== DATA ROWS

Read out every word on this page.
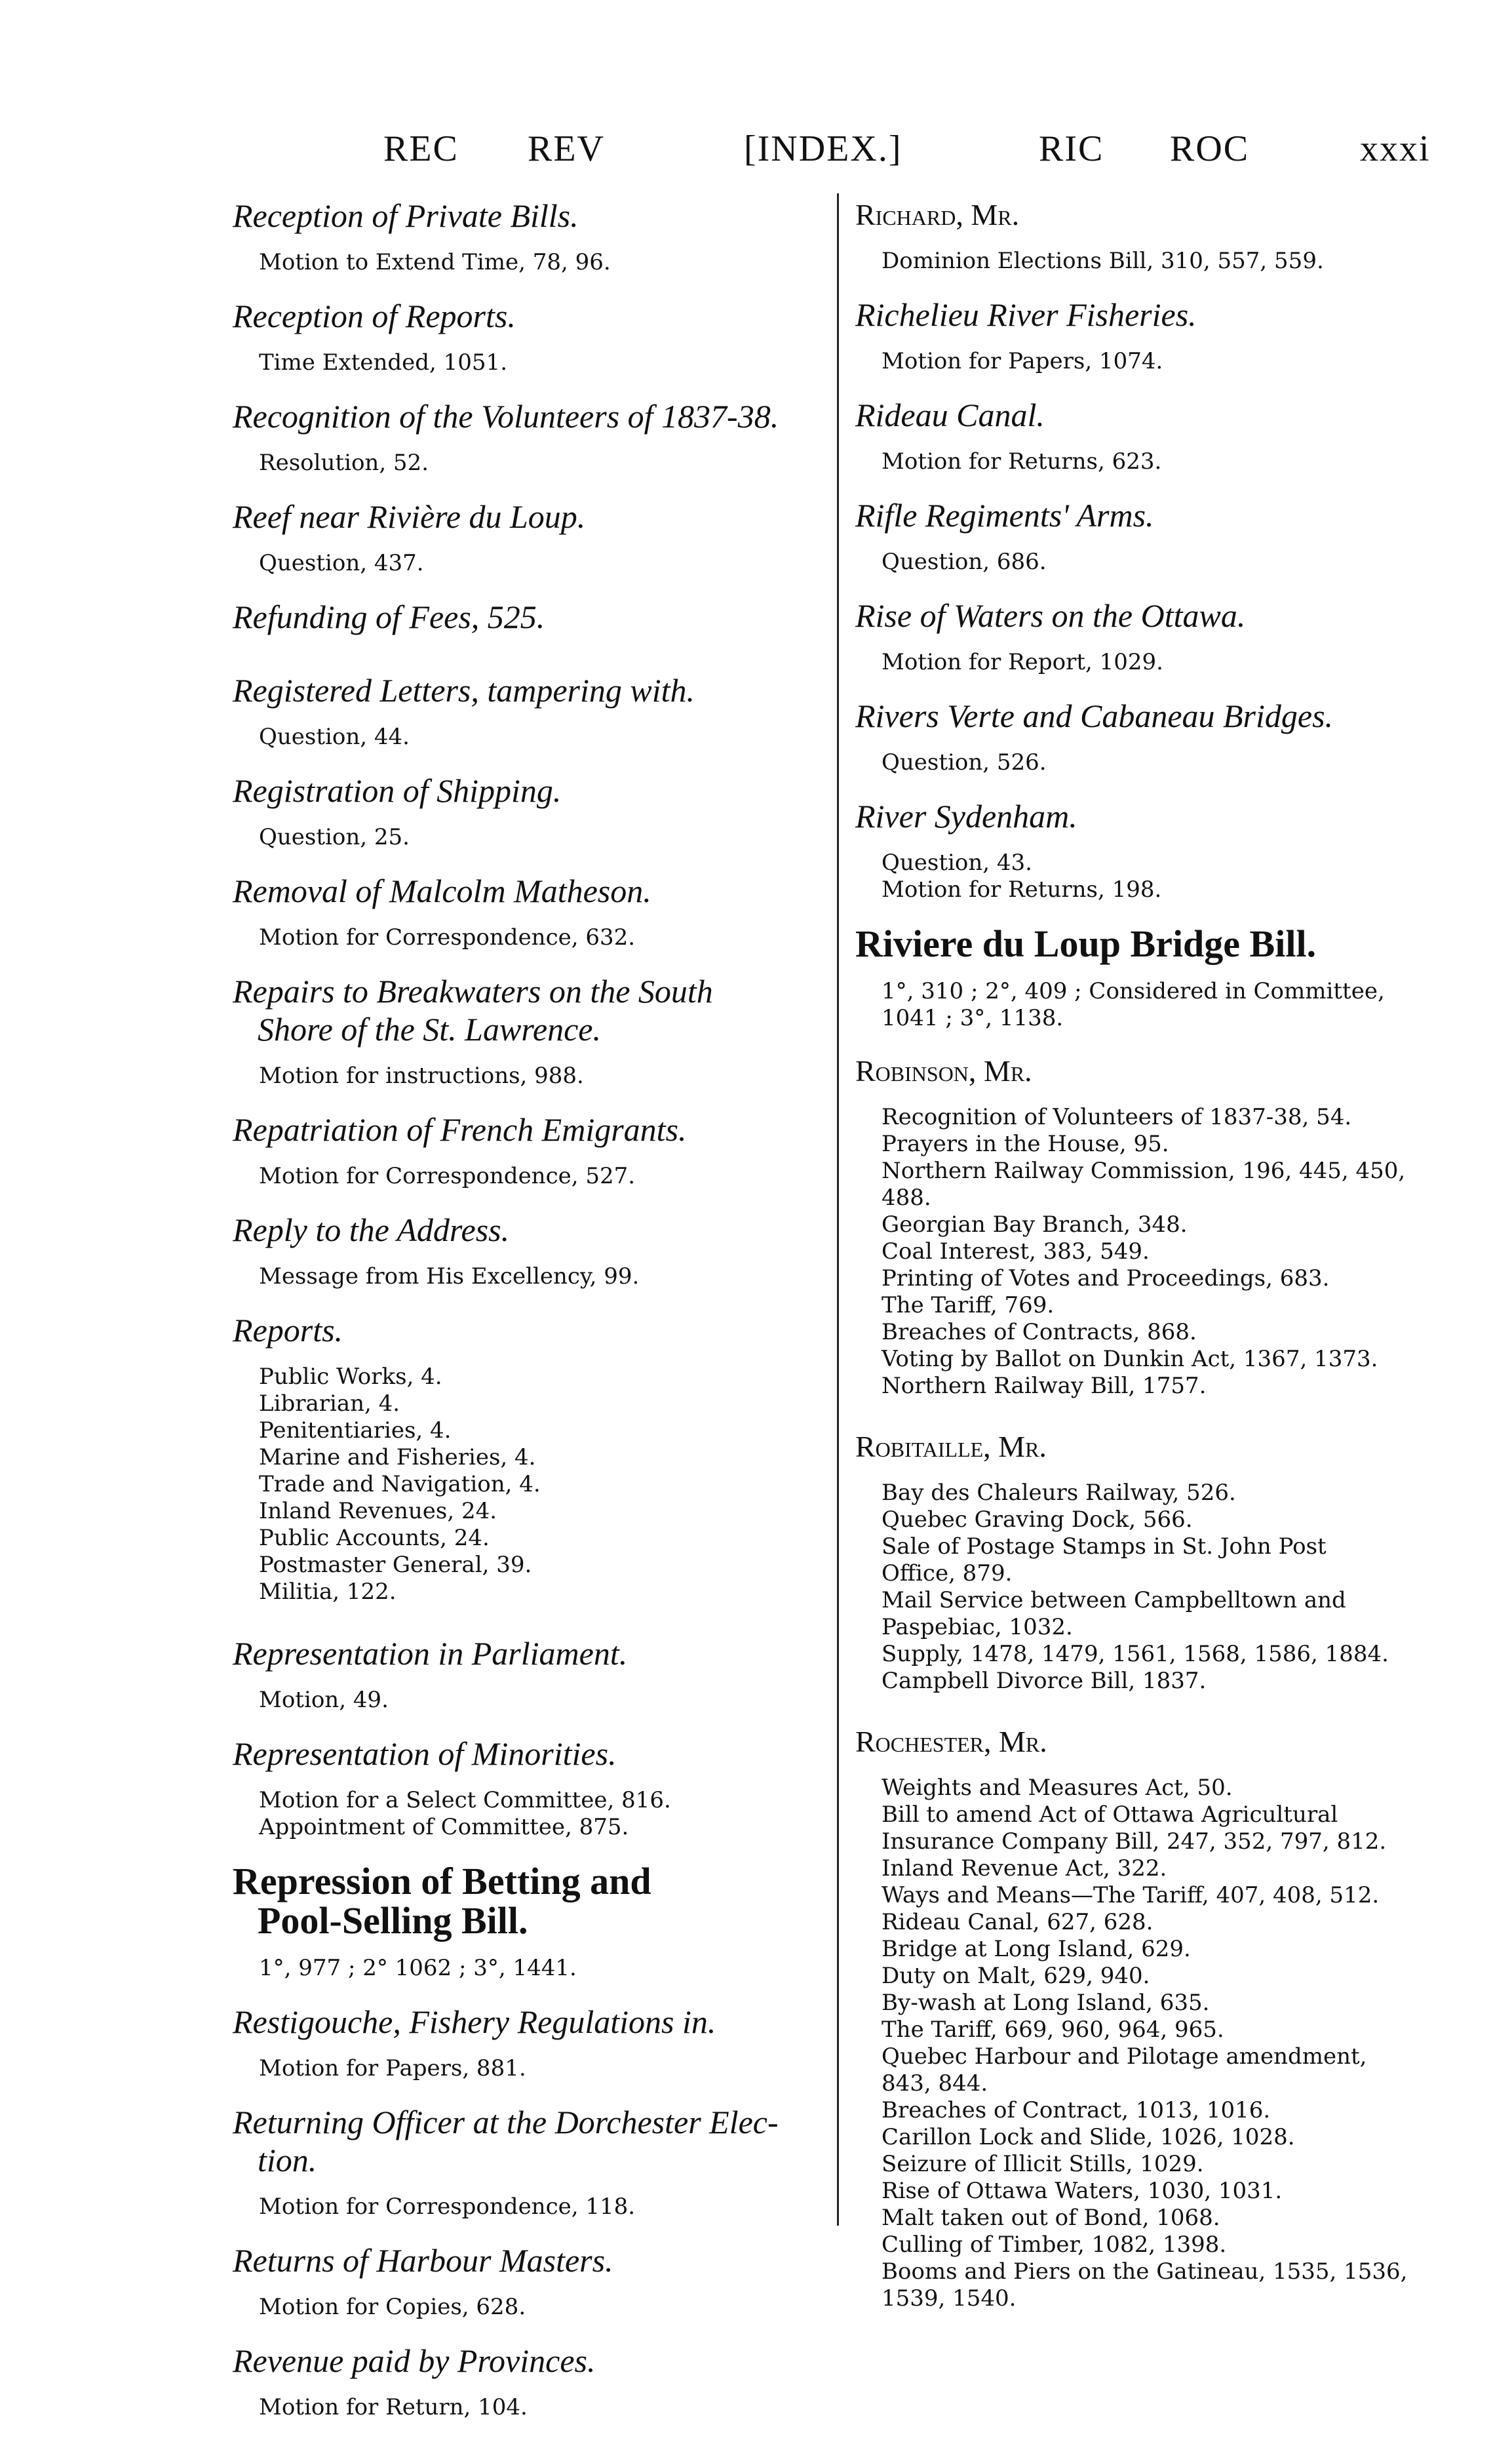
REC REV	[INDEX.]	RIC ROC	xxxi

Reception of Private Bills.

Motion to Extend Time, 78, 96.

Reception of Reports.

Time Extended, 1051.

Recognition of the Volunteers of 1837-38.

Resolution, 52.

Reef near Rivière du Loup.

Question, 437.

Refunding of Fees, 525.

Registered Letters, tampering with.

Question, 44.

Registration of Shipping.

Question, 25.

Removal of Malcolm Matheson.

Motion for Correspondence, 632.

Repairs to Breakwaters on the South
Shore of the St. Lawrence.

Motion for instructions, 988.

Repatriation of French Emigrants.

Motion for Correspondence, 527.

Reply to the Address.

Message from His Excellency, 99.

Reports.

Public Works, 4.

Librarian, 4.

Penitentiaries, 4.

Marine and Fisheries, 4.

Trade and Navigation, 4.

Inland Revenues, 24.

Public Accounts, 24.

Postmaster General, 39.

Militia, 122.

Representation in Parliament.

Motion, 49.

Representation of Minorities.

Motion for a Select Committee, 816.

Appointment of Committee, 875.

Repression of Betting and
Pool-Selling Bill.

1°, 977 ; 2° 1062 ; 3°, 1441.

Restigouche, Fishery Regulations in.

Motion for Papers, 881.

Returning Officer at the Dorchester Elec-
tion.

Motion for Correspondence, 118.

Returns of Harbour Masters.

Motion for Copies, 628.

Revenue paid by Provinces.

Motion for Return, 104.

Richard, Mr.

Dominion Elections Bill, 310, 557, 559.

Richelieu River Fisheries.

Motion for Papers, 1074.

Rideau Canal.

Motion for Returns, 623.

Rifle Regiments' Arms.

Question, 686.

Rise of Waters on the Ottawa.

Motion for Report, 1029.

Rivers Verte and Cabaneau Bridges.

Question, 526.

River Sydenham.

Question, 43.

Motion for Returns, 198.

Riviere du Loup Bridge Bill.

1°, 310 ; 2°, 409 ; Considered in Committee,

1041 ; 3°, 1138.

Robinson, Mr.

Recognition of Volunteers of 1837-38, 54.

Prayers in the House, 95.

Northern Railway Commission, 196, 445, 450,

488.

Georgian Bay Branch, 348.

Coal Interest, 383, 549.

Printing of Votes and Proceedings, 683.

The Tariff, 769.

Breaches of Contracts, 868.

Voting by Ballot on Dunkin Act, 1367, 1373.

Northern Railway Bill, 1757.

Robitaille, Mr.

Bay des Chaleurs Railway, 526.

Quebec Graving Dock, 566.

Sale of Postage Stamps in St. John Post

Office, 879.

Mail Service between Campbelltown and

Paspebiac, 1032.

Supply, 1478, 1479, 1561, 1568, 1586, 1884.

Campbell Divorce Bill, 1837.

Rochester, Mr.

Weights and Measures Act, 50.

Bill to amend Act of Ottawa Agricultural

Insurance Company Bill, 247, 352, 797, 812.

Inland Revenue Act, 322.

Ways and Means—The Tariff, 407, 408, 512.

Rideau Canal, 627, 628.

Bridge at Long Island, 629.

Duty on Malt, 629, 940.

By-wash at Long Island, 635.

The Tariff, 669, 960, 964, 965.

Quebec Harbour and Pilotage amendment,

843, 844.

Breaches of Contract, 1013, 1016.

Carillon Lock and Slide, 1026, 1028.

Seizure of Illicit Stills, 1029.

Rise of Ottawa Waters, 1030, 1031.

Malt taken out of Bond, 1068.

Culling of Timber, 1082, 1398.

Booms and Piers on the Gatineau, 1535, 1536,

1539, 1540.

====

PROBLEM STATEMENT = Omit the pictures and reproduce the listing exactly.

PROBLEM SOLUTION =
Read out every word on this page.
REC REV	[INDEX.]	RIC ROC	xxxi

Reception of Private Bills.

Motion to Extend Time, 78, 96.

Reception of Reports.

Time Extended, 1051.

Recognition of the Volunteers of 1837-38.

Resolution, 52.

Reef near Rivière du Loup.

Question, 437.

Refunding of Fees, 525.

Registered Letters, tampering with.

Question, 44.

Registration of Shipping.

Question, 25.

Removal of Malcolm Matheson.

Motion for Correspondence, 632.

Repairs to Breakwaters on the South
Shore of the St. Lawrence.

Motion for instructions, 988.

Repatriation of French Emigrants.

Motion for Correspondence, 527.

Reply to the Address.

Message from His Excellency, 99.

Reports.

Public Works, 4.

Librarian, 4.

Penitentiaries, 4.

Marine and Fisheries, 4.

Trade and Navigation, 4.

Inland Revenues, 24.

Public Accounts, 24.

Postmaster General, 39.

Militia, 122.

Representation in Parliament.

Motion, 49.

Representation of Minorities.

Motion for a Select Committee, 816.

Appointment of Committee, 875.

Repression of Betting and
Pool-Selling Bill.

1°, 977 ; 2° 1062 ; 3°, 1441.

Restigouche, Fishery Regulations in.

Motion for Papers, 881.

Returning Officer at the Dorchester Elec-
tion.

Motion for Correspondence, 118.

Returns of Harbour Masters.

Motion for Copies, 628.

Revenue paid by Provinces.

Motion for Return, 104.

Richard, Mr.

Dominion Elections Bill, 310, 557, 559.

Richelieu River Fisheries.

Motion for Papers, 1074.

Rideau Canal.

Motion for Returns, 623.

Rifle Regiments' Arms.

Question, 686.

Rise of Waters on the Ottawa.

Motion for Report, 1029.

Rivers Verte and Cabaneau Bridges.

Question, 526.

River Sydenham.

Question, 43.

Motion for Returns, 198.

Riviere du Loup Bridge Bill.

1°, 310 ; 2°, 409 ; Considered in Committee,

1041 ; 3°, 1138.

Robinson, Mr.

Recognition of Volunteers of 1837-38, 54.

Prayers in the House, 95.

Northern Railway Commission, 196, 445, 450,

488.

Georgian Bay Branch, 348.

Coal Interest, 383, 549.

Printing of Votes and Proceedings, 683.

The Tariff, 769.

Breaches of Contracts, 868.

Voting by Ballot on Dunkin Act, 1367, 1373.

Northern Railway Bill, 1757.

Robitaille, Mr.

Bay des Chaleurs Railway, 526.

Quebec Graving Dock, 566.

Sale of Postage Stamps in St. John Post

Office, 879.

Mail Service between Campbelltown and

Paspebiac, 1032.

Supply, 1478, 1479, 1561, 1568, 1586, 1884.

Campbell Divorce Bill, 1837.

Rochester, Mr.

Weights and Measures Act, 50.

Bill to amend Act of Ottawa Agricultural

Insurance Company Bill, 247, 352, 797, 812.

Inland Revenue Act, 322.

Ways and Means—The Tariff, 407, 408, 512.

Rideau Canal, 627, 628.

Bridge at Long Island, 629.

Duty on Malt, 629, 940.

By-wash at Long Island, 635.

The Tariff, 669, 960, 964, 965.

Quebec Harbour and Pilotage amendment,

843, 844.

Breaches of Contract, 1013, 1016.

Carillon Lock and Slide, 1026, 1028.

Seizure of Illicit Stills, 1029.

Rise of Ottawa Waters, 1030, 1031.

Malt taken out of Bond, 1068.

Culling of Timber, 1082, 1398.

Booms and Piers on the Gatineau, 1535, 1536,

1539, 1540.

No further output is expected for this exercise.